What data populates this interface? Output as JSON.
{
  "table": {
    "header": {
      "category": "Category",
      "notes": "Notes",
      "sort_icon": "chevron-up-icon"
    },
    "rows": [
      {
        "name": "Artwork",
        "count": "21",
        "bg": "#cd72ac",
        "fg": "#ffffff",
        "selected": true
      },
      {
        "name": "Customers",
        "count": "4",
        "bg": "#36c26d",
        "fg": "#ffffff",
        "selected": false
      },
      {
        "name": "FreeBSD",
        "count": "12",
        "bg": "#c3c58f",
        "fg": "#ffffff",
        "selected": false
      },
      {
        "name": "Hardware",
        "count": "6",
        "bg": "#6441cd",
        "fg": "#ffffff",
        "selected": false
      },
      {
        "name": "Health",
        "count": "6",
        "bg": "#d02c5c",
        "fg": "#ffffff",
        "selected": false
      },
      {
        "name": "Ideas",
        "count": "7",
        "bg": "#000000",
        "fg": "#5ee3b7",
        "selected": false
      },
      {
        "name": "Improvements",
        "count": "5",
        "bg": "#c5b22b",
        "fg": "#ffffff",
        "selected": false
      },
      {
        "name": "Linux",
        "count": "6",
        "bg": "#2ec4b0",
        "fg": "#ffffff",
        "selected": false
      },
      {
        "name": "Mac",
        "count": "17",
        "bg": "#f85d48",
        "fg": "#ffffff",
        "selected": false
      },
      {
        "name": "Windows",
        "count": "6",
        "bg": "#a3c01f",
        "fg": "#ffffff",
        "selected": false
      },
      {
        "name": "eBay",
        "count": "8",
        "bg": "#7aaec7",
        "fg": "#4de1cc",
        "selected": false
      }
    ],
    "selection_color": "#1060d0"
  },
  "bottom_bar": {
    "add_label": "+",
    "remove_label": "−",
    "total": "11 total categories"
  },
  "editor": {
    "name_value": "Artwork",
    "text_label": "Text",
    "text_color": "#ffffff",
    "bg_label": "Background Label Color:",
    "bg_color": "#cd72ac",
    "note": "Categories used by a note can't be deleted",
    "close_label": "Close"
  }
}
^^^^
▸ Short problem
Report all lines of the material that contain the word "count".

▸ The answer
        "count": "21",
        "count": "4",
        "count": "12",
        "count": "6",
        "count": "6",
        "count": "7",
        "count": "5",
        "count": "6",
        "count": "17",
        "count": "6",
        "count": "8",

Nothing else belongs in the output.